Where a line holds "Correlation", copy it.

## BEGIN Material for the task

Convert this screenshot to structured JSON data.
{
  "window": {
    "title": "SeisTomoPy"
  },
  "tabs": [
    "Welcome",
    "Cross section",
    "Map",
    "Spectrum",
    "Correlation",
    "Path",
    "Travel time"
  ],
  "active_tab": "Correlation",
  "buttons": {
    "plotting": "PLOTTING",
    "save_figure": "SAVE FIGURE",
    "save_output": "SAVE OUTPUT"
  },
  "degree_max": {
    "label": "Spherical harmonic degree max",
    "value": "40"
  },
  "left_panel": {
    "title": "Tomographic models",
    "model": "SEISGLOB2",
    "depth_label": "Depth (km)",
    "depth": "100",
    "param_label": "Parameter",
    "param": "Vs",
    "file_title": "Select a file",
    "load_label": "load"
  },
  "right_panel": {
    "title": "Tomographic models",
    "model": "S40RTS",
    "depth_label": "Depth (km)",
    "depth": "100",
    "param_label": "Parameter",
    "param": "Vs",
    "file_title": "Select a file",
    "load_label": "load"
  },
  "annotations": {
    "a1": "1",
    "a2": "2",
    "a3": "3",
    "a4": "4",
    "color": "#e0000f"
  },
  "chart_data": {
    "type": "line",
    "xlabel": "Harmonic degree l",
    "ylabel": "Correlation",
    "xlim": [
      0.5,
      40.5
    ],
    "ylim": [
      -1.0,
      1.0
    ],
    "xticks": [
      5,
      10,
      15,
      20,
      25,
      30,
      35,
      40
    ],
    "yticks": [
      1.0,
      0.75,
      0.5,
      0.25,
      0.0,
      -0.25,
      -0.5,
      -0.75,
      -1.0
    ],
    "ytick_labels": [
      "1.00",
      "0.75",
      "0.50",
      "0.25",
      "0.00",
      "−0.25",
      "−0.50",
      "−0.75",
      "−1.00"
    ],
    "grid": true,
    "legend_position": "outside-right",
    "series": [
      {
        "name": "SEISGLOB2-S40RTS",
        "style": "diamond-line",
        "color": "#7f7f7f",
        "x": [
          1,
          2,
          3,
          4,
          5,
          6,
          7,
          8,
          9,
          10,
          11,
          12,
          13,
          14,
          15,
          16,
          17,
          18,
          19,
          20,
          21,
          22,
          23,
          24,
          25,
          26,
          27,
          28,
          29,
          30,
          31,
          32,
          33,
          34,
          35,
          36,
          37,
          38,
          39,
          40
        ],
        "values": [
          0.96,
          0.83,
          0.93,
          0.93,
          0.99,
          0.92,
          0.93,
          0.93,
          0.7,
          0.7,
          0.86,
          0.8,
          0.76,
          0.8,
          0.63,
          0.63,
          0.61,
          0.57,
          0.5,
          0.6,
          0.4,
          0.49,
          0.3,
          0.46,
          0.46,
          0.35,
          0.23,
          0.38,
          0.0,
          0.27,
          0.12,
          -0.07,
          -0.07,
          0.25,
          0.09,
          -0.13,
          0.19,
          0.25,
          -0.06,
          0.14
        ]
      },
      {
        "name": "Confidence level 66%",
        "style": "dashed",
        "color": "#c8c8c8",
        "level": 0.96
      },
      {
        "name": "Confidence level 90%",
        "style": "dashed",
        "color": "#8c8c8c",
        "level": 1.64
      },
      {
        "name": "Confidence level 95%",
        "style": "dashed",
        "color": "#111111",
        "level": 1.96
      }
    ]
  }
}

## END Material for the task

In response:
    "Correlation",
  "active_tab": "Correlation",
    "ylabel": "Correlation",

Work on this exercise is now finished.